- **Source data**:
•••••

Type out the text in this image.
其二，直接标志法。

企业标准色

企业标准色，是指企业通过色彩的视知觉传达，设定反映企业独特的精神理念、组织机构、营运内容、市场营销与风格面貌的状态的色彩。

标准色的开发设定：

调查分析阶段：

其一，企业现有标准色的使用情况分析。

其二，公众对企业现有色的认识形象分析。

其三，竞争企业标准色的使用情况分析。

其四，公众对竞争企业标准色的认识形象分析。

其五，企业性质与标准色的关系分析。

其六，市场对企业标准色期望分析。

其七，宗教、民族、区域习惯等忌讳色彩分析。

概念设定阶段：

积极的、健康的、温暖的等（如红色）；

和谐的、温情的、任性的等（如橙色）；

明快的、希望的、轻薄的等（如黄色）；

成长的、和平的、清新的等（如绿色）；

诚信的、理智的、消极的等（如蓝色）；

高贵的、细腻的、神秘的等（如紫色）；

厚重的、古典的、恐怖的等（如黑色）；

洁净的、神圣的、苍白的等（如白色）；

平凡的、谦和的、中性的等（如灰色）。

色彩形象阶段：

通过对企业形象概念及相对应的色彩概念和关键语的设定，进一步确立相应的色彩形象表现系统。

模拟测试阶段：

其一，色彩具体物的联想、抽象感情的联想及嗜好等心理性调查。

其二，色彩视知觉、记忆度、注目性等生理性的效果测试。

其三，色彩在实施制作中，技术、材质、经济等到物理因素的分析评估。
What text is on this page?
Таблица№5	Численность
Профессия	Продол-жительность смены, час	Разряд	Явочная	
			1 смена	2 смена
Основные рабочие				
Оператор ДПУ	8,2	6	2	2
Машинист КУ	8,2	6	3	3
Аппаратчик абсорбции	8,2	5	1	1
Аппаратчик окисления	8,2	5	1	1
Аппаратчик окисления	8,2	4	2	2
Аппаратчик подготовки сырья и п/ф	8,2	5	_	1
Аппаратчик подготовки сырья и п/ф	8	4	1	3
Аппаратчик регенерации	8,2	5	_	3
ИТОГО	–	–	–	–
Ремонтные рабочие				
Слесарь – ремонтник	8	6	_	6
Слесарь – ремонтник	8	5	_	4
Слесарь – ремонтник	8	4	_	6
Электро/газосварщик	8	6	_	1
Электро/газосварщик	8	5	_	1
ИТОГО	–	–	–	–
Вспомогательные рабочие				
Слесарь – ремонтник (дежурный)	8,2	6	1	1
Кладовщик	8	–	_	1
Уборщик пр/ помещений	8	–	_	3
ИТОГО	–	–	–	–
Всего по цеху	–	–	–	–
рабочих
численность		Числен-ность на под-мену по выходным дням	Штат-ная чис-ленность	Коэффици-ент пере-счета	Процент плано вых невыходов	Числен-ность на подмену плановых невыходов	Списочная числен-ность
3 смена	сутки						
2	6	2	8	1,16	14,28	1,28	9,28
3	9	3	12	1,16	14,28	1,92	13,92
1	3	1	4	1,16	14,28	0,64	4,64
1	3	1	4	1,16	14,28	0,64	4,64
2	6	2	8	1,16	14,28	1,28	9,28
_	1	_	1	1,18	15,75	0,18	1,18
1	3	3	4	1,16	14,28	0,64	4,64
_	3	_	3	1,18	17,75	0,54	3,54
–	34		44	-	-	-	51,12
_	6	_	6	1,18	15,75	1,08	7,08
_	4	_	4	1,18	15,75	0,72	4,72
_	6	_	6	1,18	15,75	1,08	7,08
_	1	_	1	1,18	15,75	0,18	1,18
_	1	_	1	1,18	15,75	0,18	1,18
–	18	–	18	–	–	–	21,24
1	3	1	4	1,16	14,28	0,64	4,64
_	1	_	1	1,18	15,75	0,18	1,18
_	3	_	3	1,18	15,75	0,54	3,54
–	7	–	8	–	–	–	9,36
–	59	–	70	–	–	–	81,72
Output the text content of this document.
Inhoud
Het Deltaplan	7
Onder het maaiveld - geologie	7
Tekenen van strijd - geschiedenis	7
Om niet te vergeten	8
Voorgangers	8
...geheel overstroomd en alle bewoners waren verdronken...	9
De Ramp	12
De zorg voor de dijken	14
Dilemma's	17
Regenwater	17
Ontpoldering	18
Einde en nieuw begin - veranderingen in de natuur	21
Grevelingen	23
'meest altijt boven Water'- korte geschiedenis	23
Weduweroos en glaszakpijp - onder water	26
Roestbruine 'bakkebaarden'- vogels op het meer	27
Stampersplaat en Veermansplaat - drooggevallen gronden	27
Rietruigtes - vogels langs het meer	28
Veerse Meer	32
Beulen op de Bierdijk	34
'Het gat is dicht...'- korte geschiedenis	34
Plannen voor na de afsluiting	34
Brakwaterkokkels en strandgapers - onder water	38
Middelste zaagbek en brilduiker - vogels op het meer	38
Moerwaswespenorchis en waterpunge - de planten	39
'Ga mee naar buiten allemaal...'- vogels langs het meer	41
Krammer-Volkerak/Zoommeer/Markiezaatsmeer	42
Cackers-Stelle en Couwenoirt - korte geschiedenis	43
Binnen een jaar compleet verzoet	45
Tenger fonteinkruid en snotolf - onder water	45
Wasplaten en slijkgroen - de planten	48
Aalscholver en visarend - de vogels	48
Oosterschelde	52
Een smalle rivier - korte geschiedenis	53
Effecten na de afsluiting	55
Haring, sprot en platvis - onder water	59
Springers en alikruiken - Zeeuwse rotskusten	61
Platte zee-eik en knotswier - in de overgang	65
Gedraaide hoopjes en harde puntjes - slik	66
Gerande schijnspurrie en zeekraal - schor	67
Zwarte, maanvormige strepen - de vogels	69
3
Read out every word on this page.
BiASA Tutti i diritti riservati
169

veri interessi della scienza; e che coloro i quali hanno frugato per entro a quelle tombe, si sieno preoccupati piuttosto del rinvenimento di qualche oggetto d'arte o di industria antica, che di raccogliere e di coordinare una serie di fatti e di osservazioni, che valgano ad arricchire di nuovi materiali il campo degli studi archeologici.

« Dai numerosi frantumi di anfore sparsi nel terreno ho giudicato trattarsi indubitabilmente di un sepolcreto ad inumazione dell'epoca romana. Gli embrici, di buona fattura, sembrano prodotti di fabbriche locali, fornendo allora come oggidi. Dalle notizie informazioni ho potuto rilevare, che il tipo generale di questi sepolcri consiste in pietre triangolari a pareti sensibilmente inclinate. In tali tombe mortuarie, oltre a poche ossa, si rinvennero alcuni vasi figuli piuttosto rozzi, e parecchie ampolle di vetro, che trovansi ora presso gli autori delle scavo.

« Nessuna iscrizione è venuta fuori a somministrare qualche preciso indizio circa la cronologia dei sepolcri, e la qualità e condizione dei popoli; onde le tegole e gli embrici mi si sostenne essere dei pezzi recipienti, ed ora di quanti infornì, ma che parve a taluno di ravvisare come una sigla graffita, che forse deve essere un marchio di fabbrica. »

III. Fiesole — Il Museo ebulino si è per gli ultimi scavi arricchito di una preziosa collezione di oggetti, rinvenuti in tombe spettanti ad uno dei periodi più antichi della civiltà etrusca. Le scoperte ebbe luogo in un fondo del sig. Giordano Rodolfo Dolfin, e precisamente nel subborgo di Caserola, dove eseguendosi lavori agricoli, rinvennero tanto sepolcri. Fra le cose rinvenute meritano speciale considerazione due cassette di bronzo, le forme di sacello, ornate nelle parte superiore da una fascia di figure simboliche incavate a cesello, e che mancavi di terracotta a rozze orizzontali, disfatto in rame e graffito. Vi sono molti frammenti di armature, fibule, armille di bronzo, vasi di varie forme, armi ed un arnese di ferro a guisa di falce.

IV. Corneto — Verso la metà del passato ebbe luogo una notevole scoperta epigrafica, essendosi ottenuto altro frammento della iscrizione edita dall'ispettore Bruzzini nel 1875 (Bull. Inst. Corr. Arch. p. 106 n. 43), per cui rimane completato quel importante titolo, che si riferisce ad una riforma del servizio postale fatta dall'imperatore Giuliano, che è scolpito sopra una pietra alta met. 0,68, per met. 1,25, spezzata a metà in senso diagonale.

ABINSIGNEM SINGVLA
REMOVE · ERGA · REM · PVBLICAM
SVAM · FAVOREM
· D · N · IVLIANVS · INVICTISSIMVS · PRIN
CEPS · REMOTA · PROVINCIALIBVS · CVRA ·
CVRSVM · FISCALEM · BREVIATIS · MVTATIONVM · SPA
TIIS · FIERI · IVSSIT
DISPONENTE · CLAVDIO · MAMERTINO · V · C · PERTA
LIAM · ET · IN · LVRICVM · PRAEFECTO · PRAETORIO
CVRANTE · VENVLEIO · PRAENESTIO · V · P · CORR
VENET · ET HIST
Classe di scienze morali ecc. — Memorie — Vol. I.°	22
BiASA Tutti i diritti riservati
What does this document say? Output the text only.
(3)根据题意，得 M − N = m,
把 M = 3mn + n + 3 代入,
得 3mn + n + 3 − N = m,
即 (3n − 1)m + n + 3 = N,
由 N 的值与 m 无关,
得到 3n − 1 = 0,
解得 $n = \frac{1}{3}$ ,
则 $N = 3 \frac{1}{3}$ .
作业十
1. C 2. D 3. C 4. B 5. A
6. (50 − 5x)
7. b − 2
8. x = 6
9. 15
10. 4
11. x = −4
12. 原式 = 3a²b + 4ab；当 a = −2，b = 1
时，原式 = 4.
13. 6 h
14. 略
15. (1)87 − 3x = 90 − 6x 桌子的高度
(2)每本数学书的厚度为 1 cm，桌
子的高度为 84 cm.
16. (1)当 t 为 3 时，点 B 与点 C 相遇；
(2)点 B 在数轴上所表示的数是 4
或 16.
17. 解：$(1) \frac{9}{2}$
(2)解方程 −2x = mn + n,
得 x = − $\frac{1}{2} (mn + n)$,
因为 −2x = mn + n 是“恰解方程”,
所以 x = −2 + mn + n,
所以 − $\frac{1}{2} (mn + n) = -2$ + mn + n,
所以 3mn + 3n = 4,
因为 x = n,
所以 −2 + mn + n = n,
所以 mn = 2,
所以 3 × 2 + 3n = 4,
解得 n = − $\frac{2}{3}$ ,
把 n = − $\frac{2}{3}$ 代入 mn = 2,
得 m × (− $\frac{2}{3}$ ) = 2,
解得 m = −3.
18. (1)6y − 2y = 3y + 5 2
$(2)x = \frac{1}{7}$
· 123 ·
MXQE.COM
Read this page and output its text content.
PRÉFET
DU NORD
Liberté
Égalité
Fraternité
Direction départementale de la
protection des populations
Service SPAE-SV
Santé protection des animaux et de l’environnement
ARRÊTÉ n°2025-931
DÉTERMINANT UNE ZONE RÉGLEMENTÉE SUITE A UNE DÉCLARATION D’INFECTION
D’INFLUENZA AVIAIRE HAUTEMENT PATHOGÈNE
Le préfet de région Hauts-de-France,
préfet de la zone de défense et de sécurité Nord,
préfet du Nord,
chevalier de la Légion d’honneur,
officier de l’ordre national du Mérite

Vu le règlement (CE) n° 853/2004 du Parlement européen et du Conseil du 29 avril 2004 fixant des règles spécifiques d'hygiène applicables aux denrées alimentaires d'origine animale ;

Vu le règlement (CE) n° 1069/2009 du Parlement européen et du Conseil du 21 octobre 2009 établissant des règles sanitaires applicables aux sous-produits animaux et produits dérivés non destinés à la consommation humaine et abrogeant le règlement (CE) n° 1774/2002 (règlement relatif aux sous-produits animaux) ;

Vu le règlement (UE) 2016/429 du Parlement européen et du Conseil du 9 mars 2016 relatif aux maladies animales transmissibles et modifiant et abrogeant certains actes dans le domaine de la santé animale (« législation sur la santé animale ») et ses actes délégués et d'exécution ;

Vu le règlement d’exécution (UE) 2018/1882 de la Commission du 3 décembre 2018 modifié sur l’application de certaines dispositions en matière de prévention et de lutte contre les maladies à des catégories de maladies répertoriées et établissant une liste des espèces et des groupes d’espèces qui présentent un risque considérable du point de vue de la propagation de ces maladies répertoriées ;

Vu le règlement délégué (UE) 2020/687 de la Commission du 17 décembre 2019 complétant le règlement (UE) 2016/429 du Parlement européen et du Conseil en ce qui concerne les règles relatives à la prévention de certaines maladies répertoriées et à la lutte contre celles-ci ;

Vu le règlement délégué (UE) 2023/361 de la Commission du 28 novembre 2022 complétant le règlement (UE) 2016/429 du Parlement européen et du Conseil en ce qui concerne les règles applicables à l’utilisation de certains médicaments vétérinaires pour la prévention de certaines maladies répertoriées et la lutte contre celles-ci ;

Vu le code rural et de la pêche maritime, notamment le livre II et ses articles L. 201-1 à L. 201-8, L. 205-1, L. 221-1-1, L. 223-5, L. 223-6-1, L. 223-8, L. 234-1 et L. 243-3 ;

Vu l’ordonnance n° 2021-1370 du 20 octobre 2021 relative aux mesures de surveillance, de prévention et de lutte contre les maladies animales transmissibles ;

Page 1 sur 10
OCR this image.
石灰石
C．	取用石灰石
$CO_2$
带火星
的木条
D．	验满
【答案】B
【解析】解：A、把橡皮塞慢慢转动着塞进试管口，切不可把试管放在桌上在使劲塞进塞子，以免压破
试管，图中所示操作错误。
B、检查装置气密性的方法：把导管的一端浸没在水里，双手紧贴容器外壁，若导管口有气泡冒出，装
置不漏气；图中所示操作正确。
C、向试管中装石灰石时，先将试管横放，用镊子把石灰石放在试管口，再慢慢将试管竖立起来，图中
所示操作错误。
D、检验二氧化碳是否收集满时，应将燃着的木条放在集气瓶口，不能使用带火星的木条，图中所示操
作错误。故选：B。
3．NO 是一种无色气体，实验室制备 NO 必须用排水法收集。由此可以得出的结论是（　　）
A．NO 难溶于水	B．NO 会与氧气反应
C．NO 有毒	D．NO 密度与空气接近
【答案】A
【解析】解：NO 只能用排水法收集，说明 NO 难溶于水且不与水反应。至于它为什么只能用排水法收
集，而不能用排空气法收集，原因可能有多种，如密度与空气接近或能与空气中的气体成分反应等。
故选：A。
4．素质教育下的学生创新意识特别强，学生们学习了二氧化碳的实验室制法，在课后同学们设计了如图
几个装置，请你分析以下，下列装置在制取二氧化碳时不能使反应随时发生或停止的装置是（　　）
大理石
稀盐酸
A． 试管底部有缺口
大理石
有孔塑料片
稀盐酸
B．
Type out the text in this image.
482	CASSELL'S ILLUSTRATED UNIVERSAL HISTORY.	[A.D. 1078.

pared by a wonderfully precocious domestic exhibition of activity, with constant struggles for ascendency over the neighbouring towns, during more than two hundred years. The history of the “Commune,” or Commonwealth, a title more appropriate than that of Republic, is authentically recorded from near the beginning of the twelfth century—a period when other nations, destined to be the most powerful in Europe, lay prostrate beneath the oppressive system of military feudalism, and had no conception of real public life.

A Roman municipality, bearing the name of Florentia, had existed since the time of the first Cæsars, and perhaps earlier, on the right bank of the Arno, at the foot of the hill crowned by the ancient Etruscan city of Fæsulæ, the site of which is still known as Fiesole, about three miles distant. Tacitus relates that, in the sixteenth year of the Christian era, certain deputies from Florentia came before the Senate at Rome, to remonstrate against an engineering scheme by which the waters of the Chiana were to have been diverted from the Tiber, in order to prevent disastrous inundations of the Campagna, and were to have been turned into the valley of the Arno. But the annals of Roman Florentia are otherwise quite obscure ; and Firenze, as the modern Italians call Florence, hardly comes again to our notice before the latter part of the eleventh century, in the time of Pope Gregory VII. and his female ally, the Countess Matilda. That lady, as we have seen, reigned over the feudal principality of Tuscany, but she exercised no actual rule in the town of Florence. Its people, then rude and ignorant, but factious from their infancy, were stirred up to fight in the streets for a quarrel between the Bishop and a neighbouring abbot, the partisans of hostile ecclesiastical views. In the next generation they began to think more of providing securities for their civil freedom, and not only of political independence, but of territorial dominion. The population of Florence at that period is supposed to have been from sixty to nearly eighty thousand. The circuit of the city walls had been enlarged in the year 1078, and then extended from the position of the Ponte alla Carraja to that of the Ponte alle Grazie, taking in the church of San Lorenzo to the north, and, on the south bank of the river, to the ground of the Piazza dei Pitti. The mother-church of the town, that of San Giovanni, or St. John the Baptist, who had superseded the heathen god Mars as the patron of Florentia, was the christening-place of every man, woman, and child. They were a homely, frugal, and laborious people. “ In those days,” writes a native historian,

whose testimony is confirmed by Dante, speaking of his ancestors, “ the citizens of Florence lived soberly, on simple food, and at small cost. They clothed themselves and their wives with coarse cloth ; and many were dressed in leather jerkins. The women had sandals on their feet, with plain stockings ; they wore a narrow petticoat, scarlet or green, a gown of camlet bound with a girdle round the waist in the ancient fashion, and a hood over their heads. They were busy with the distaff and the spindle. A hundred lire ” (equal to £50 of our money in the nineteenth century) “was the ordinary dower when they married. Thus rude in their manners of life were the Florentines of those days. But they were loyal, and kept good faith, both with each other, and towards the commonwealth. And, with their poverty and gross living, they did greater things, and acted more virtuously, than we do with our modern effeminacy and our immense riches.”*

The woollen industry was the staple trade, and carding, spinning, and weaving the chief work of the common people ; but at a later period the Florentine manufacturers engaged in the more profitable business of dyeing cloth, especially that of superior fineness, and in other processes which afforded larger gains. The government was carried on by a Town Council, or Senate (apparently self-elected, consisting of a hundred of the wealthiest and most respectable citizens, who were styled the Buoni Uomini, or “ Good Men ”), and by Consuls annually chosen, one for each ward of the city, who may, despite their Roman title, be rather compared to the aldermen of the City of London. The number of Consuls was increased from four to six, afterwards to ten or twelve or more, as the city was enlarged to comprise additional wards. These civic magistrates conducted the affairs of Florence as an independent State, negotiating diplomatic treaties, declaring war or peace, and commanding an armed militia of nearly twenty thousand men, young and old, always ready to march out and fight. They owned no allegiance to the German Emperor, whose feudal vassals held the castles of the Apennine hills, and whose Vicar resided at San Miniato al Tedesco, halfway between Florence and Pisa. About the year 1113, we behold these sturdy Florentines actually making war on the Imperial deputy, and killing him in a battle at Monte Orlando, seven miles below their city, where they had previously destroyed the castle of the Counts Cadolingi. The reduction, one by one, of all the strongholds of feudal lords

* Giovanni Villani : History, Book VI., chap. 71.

•••••

- **What to produce**:
Find each line with the string "prévention" and copy it out.

- **Worked solution**:
Vu le règlement d’exécution (UE) 2018/1882 de la Commission du 3 décembre 2018 modifié sur l’application de certaines dispositions en matière de prévention et de lutte contre les maladies à des catégories de maladies répertoriées et établissant une liste des espèces et des groupes d’espèces qui présentent un risque considérable du point de vue de la propagation de ces maladies répertoriées ;
Vu le règlement délégué (UE) 2020/687 de la Commission du 17 décembre 2019 complétant le règlement (UE) 2016/429 du Parlement européen et du Conseil en ce qui concerne les règles relatives à la prévention de certaines maladies répertoriées et à la lutte contre celles-ci ;
Vu le règlement délégué (UE) 2023/361 de la Commission du 28 novembre 2022 complétant le règlement (UE) 2016/429 du Parlement européen et du Conseil en ce qui concerne les règles applicables à l’utilisation de certains médicaments vétérinaires pour la prévention de certaines maladies répertoriées et la lutte contre celles-ci ;
Vu l’ordonnance n° 2021-1370 du 20 octobre 2021 relative aux mesures de surveillance, de prévention et de lutte contre les maladies animales transmissibles ;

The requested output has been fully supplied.